### To do
Return an exact copy of the lines from the one holding "Read out every word on this page." to the end of the data, including both the starting and final lines. Leave the pictures out.

☆ ☆ ☆ ☆

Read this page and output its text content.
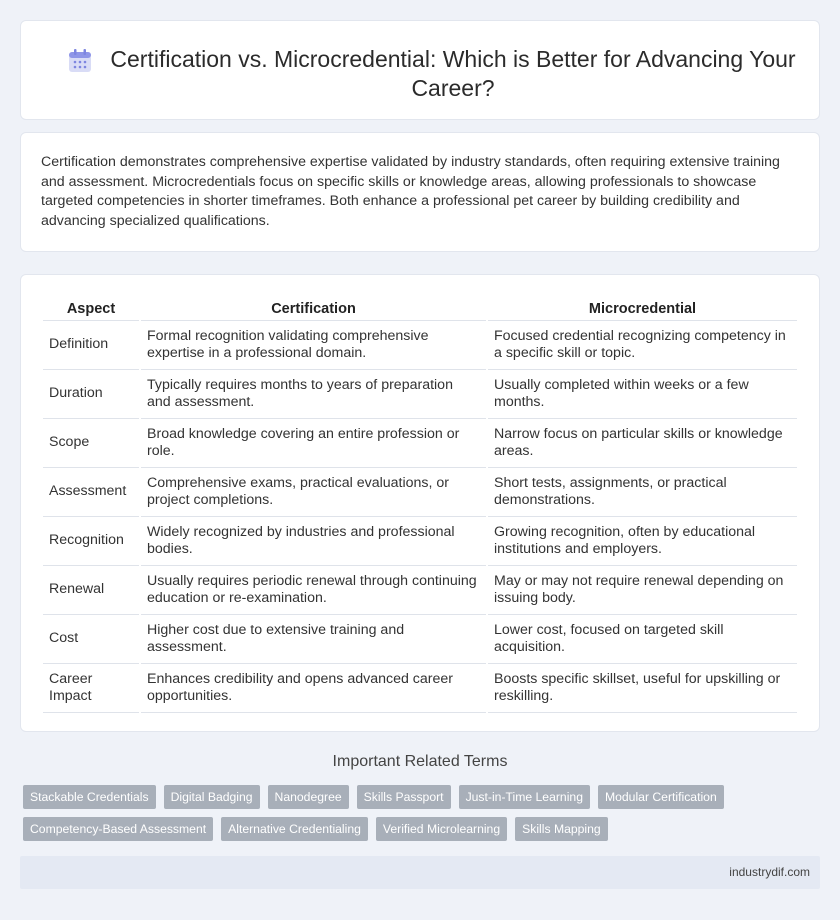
Certification vs. Microcredential: Which is Better for Advancing Your Career?

Certification demonstrates comprehensive expertise validated by industry standards, often requiring extensive training and assessment. Microcredentials focus on specific skills or knowledge areas, allowing professionals to showcase targeted competencies in shorter timeframes. Both enhance a professional pet career by building credibility and advancing specialized qualifications.

Aspect	Certification	Microcredential
Definition	Formal recognition validating comprehensive expertise in a professional domain.	Focused credential recognizing competency in a specific skill or topic.
Duration	Typically requires months to years of preparation and assessment.	Usually completed within weeks or a few months.
Scope	Broad knowledge covering an entire profession or role.	Narrow focus on particular skills or knowledge areas.
Assessment	Comprehensive exams, practical evaluations, or project completions.	Short tests, assignments, or practical demonstrations.
Recognition	Widely recognized by industries and professional bodies.	Growing recognition, often by educational institutions and employers.
Renewal	Usually requires periodic renewal through continuing education or re-examination.	May or may not require renewal depending on issuing body.
Cost	Higher cost due to extensive training and assessment.	Lower cost, focused on targeted skill acquisition.
Career Impact	Enhances credibility and opens advanced career opportunities.	Boosts specific skillset, useful for upskilling or reskilling.
Important Related Terms
Stackable Credentials	Digital Badging	Nanodegree	Skills Passport	Just-in-Time Learning	Modular Certification
Competency-Based Assessment	Alternative Credentialing	Verified Microlearning	Skills Mapping
industrydif.com
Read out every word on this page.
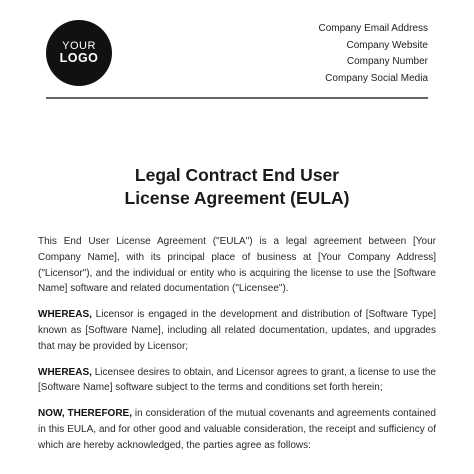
YOUR
LOGO
Company Email Address
Company Website
Company Number
Company Social Media
Legal Contract End User
License Agreement (EULA)

This End User License Agreement ("EULA") is a legal agreement between [Your Company Name], with its principal place of business at [Your Company Address] ("Licensor"), and the individual or entity who is acquiring the license to use the [Software Name] software and related documentation ("Licensee").

WHEREAS, Licensor is engaged in the development and distribution of [Software Type] known as [Software Name], including all related documentation, updates, and upgrades that may be provided by Licensor;

WHEREAS, Licensee desires to obtain, and Licensor agrees to grant, a license to use the [Software Name] software subject to the terms and conditions set forth herein;

NOW, THEREFORE, in consideration of the mutual covenants and agreements contained in this EULA, and for other good and valuable consideration, the receipt and sufficiency of which are hereby acknowledged, the parties agree as follows:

☆ ☆ ☆ ☆

### Correct answer
Read out every word on this page.
YOUR
LOGO
Company Email Address
Company Website
Company Number
Company Social Media
Legal Contract End User
License Agreement (EULA)

This End User License Agreement ("EULA") is a legal agreement between [Your Company Name], with its principal place of business at [Your Company Address] ("Licensor"), and the individual or entity who is acquiring the license to use the [Software Name] software and related documentation ("Licensee").

WHEREAS, Licensor is engaged in the development and distribution of [Software Type] known as [Software Name], including all related documentation, updates, and upgrades that may be provided by Licensor;

WHEREAS, Licensee desires to obtain, and Licensor agrees to grant, a license to use the [Software Name] software subject to the terms and conditions set forth herein;

NOW, THEREFORE, in consideration of the mutual covenants and agreements contained in this EULA, and for other good and valuable consideration, the receipt and sufficiency of which are hereby acknowledged, the parties agree as follows:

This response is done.